- Problem -
Reproduce this listing in full.
[Begin Data extract]
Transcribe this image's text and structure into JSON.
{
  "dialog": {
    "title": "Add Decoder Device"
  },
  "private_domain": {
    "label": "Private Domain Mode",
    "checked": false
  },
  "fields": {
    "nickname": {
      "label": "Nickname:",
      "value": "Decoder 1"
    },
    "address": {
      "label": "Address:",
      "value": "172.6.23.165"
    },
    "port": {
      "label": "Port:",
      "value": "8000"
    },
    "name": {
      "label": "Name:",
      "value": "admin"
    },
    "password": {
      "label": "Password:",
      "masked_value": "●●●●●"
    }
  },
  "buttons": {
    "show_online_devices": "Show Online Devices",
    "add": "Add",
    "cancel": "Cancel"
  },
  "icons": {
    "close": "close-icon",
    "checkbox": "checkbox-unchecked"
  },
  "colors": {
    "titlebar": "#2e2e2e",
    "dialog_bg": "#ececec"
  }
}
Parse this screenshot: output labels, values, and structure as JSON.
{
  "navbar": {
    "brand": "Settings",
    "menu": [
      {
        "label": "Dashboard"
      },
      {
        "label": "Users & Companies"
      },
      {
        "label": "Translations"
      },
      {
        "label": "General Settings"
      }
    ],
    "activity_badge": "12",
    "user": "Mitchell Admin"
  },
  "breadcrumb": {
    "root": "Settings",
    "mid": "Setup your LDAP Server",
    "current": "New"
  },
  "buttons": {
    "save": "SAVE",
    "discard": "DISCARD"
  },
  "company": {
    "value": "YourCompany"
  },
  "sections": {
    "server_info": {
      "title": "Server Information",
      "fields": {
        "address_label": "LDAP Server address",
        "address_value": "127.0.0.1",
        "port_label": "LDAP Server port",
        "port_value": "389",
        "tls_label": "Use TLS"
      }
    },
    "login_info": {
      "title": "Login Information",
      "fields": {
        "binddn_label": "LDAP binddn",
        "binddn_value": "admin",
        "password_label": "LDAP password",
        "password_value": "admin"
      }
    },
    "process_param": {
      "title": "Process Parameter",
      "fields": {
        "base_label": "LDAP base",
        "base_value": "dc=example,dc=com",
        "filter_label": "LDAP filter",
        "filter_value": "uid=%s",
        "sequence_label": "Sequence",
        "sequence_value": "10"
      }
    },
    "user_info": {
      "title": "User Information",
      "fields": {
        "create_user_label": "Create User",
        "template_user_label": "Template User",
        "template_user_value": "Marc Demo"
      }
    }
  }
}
[End Data extract]
- Task answer -
Transcribe this image's text and structure into JSON.
{
  "dialog": {
    "title": "Add Decoder Device"
  },
  "private_domain": {
    "label": "Private Domain Mode",
    "checked": false
  },
  "fields": {
    "nickname": {
      "label": "Nickname:",
      "value": "Decoder 1"
    },
    "address": {
      "label": "Address:",
      "value": "172.6.23.165"
    },
    "port": {
      "label": "Port:",
      "value": "8000"
    },
    "name": {
      "label": "Name:",
      "value": "admin"
    },
    "password": {
      "label": "Password:",
      "masked_value": "●●●●●"
    }
  },
  "buttons": {
    "show_online_devices": "Show Online Devices",
    "add": "Add",
    "cancel": "Cancel"
  },
  "icons": {
    "close": "close-icon",
    "checkbox": "checkbox-unchecked"
  },
  "colors": {
    "titlebar": "#2e2e2e",
    "dialog_bg": "#ececec"
  }
}
Parse this screenshot: output labels, values, and structure as JSON.
{
  "navbar": {
    "brand": "Settings",
    "menu": [
      {
        "label": "Dashboard"
      },
      {
        "label": "Users & Companies"
      },
      {
        "label": "Translations"
      },
      {
        "label": "General Settings"
      }
    ],
    "activity_badge": "12",
    "user": "Mitchell Admin"
  },
  "breadcrumb": {
    "root": "Settings",
    "mid": "Setup your LDAP Server",
    "current": "New"
  },
  "buttons": {
    "save": "SAVE",
    "discard": "DISCARD"
  },
  "company": {
    "value": "YourCompany"
  },
  "sections": {
    "server_info": {
      "title": "Server Information",
      "fields": {
        "address_label": "LDAP Server address",
        "address_value": "127.0.0.1",
        "port_label": "LDAP Server port",
        "port_value": "389",
        "tls_label": "Use TLS"
      }
    },
    "login_info": {
      "title": "Login Information",
      "fields": {
        "binddn_label": "LDAP binddn",
        "binddn_value": "admin",
        "password_label": "LDAP password",
        "password_value": "admin"
      }
    },
    "process_param": {
      "title": "Process Parameter",
      "fields": {
        "base_label": "LDAP base",
        "base_value": "dc=example,dc=com",
        "filter_label": "LDAP filter",
        "filter_value": "uid=%s",
        "sequence_label": "Sequence",
        "sequence_value": "10"
      }
    },
    "user_info": {
      "title": "User Information",
      "fields": {
        "create_user_label": "Create User",
        "template_user_label": "Template User",
        "template_user_value": "Marc Demo"
      }
    }
  }
}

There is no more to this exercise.